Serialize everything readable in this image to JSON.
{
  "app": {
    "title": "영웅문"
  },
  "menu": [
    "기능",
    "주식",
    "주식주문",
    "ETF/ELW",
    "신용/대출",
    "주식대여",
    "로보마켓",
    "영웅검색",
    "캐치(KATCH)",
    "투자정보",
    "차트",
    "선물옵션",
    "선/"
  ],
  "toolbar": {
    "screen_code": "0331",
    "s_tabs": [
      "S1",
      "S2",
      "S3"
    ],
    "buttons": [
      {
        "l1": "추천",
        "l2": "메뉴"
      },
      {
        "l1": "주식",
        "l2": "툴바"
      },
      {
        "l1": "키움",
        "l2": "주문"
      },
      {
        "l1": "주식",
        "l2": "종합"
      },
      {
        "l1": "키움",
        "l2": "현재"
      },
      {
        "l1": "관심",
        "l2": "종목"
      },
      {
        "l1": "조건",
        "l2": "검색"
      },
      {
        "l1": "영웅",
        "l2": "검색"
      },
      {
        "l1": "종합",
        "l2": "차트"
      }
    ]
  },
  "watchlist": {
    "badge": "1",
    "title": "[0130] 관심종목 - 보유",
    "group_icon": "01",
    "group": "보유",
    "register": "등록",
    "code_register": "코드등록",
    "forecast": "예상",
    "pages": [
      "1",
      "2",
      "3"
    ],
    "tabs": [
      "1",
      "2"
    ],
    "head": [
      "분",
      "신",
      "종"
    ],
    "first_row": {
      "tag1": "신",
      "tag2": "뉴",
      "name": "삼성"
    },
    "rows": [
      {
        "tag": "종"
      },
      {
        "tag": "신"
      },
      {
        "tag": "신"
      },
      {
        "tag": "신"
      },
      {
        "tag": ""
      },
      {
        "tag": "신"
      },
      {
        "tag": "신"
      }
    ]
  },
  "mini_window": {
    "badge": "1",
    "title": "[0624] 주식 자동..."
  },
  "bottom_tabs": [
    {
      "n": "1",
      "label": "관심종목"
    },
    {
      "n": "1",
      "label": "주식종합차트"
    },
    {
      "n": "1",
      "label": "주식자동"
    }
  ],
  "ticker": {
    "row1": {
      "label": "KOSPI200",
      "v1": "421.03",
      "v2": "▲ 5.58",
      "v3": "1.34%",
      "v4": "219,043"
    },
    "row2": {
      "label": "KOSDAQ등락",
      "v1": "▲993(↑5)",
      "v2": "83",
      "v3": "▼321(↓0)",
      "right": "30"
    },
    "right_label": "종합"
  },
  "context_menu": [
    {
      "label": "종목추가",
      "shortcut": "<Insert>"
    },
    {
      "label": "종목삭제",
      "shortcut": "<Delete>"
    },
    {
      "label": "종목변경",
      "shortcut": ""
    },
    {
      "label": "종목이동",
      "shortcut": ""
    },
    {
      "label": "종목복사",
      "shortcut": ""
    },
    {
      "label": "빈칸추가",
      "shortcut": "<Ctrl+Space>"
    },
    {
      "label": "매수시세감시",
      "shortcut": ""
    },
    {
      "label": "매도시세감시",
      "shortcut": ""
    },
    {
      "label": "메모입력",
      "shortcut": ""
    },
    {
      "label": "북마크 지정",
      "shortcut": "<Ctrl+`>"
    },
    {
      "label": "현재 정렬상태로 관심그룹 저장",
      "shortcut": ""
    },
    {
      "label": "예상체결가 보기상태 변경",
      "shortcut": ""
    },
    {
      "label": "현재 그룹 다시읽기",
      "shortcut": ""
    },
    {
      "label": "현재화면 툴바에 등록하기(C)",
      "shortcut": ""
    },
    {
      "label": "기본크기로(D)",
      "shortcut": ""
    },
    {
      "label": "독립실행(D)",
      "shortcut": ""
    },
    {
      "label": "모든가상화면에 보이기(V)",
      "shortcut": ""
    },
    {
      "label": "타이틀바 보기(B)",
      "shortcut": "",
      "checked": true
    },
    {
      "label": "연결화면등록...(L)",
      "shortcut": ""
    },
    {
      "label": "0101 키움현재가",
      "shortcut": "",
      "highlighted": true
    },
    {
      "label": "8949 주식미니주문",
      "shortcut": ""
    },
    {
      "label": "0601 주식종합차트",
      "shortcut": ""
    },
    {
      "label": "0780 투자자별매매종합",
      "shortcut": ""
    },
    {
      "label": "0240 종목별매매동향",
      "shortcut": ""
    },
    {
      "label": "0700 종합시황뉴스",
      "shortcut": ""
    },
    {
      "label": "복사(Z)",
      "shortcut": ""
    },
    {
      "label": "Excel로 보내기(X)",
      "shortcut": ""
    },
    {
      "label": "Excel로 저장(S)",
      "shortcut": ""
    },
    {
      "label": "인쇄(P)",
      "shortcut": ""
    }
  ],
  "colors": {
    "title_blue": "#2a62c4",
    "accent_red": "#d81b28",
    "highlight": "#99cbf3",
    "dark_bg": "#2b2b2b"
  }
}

□ □ □ □

Repeat the entries exactly, all of them.

Serialize everything readable in this image to JSON.
{
  "app": {
    "title": "영웅문"
  },
  "menu": [
    "기능",
    "주식",
    "주식주문",
    "ETF/ELW",
    "신용/대출",
    "주식대여",
    "로보마켓",
    "영웅검색",
    "캐치(KATCH)",
    "투자정보",
    "차트",
    "선물옵션",
    "선/"
  ],
  "toolbar": {
    "screen_code": "0331",
    "s_tabs": [
      "S1",
      "S2",
      "S3"
    ],
    "buttons": [
      {
        "l1": "추천",
        "l2": "메뉴"
      },
      {
        "l1": "주식",
        "l2": "툴바"
      },
      {
        "l1": "키움",
        "l2": "주문"
      },
      {
        "l1": "주식",
        "l2": "종합"
      },
      {
        "l1": "키움",
        "l2": "현재"
      },
      {
        "l1": "관심",
        "l2": "종목"
      },
      {
        "l1": "조건",
        "l2": "검색"
      },
      {
        "l1": "영웅",
        "l2": "검색"
      },
      {
        "l1": "종합",
        "l2": "차트"
      }
    ]
  },
  "watchlist": {
    "badge": "1",
    "title": "[0130] 관심종목 - 보유",
    "group_icon": "01",
    "group": "보유",
    "register": "등록",
    "code_register": "코드등록",
    "forecast": "예상",
    "pages": [
      "1",
      "2",
      "3"
    ],
    "tabs": [
      "1",
      "2"
    ],
    "head": [
      "분",
      "신",
      "종"
    ],
    "first_row": {
      "tag1": "신",
      "tag2": "뉴",
      "name": "삼성"
    },
    "rows": [
      {
        "tag": "종"
      },
      {
        "tag": "신"
      },
      {
        "tag": "신"
      },
      {
        "tag": "신"
      },
      {
        "tag": ""
      },
      {
        "tag": "신"
      },
      {
        "tag": "신"
      }
    ]
  },
  "mini_window": {
    "badge": "1",
    "title": "[0624] 주식 자동..."
  },
  "bottom_tabs": [
    {
      "n": "1",
      "label": "관심종목"
    },
    {
      "n": "1",
      "label": "주식종합차트"
    },
    {
      "n": "1",
      "label": "주식자동"
    }
  ],
  "ticker": {
    "row1": {
      "label": "KOSPI200",
      "v1": "421.03",
      "v2": "▲ 5.58",
      "v3": "1.34%",
      "v4": "219,043"
    },
    "row2": {
      "label": "KOSDAQ등락",
      "v1": "▲993(↑5)",
      "v2": "83",
      "v3": "▼321(↓0)",
      "right": "30"
    },
    "right_label": "종합"
  },
  "context_menu": [
    {
      "label": "종목추가",
      "shortcut": "<Insert>"
    },
    {
      "label": "종목삭제",
      "shortcut": "<Delete>"
    },
    {
      "label": "종목변경",
      "shortcut": ""
    },
    {
      "label": "종목이동",
      "shortcut": ""
    },
    {
      "label": "종목복사",
      "shortcut": ""
    },
    {
      "label": "빈칸추가",
      "shortcut": "<Ctrl+Space>"
    },
    {
      "label": "매수시세감시",
      "shortcut": ""
    },
    {
      "label": "매도시세감시",
      "shortcut": ""
    },
    {
      "label": "메모입력",
      "shortcut": ""
    },
    {
      "label": "북마크 지정",
      "shortcut": "<Ctrl+`>"
    },
    {
      "label": "현재 정렬상태로 관심그룹 저장",
      "shortcut": ""
    },
    {
      "label": "예상체결가 보기상태 변경",
      "shortcut": ""
    },
    {
      "label": "현재 그룹 다시읽기",
      "shortcut": ""
    },
    {
      "label": "현재화면 툴바에 등록하기(C)",
      "shortcut": ""
    },
    {
      "label": "기본크기로(D)",
      "shortcut": ""
    },
    {
      "label": "독립실행(D)",
      "shortcut": ""
    },
    {
      "label": "모든가상화면에 보이기(V)",
      "shortcut": ""
    },
    {
      "label": "타이틀바 보기(B)",
      "shortcut": "",
      "checked": true
    },
    {
      "label": "연결화면등록...(L)",
      "shortcut": ""
    },
    {
      "label": "0101 키움현재가",
      "shortcut": "",
      "highlighted": true
    },
    {
      "label": "8949 주식미니주문",
      "shortcut": ""
    },
    {
      "label": "0601 주식종합차트",
      "shortcut": ""
    },
    {
      "label": "0780 투자자별매매종합",
      "shortcut": ""
    },
    {
      "label": "0240 종목별매매동향",
      "shortcut": ""
    },
    {
      "label": "0700 종합시황뉴스",
      "shortcut": ""
    },
    {
      "label": "복사(Z)",
      "shortcut": ""
    },
    {
      "label": "Excel로 보내기(X)",
      "shortcut": ""
    },
    {
      "label": "Excel로 저장(S)",
      "shortcut": ""
    },
    {
      "label": "인쇄(P)",
      "shortcut": ""
    }
  ],
  "colors": {
    "title_blue": "#2a62c4",
    "accent_red": "#d81b28",
    "highlight": "#99cbf3",
    "dark_bg": "#2b2b2b"
  }
}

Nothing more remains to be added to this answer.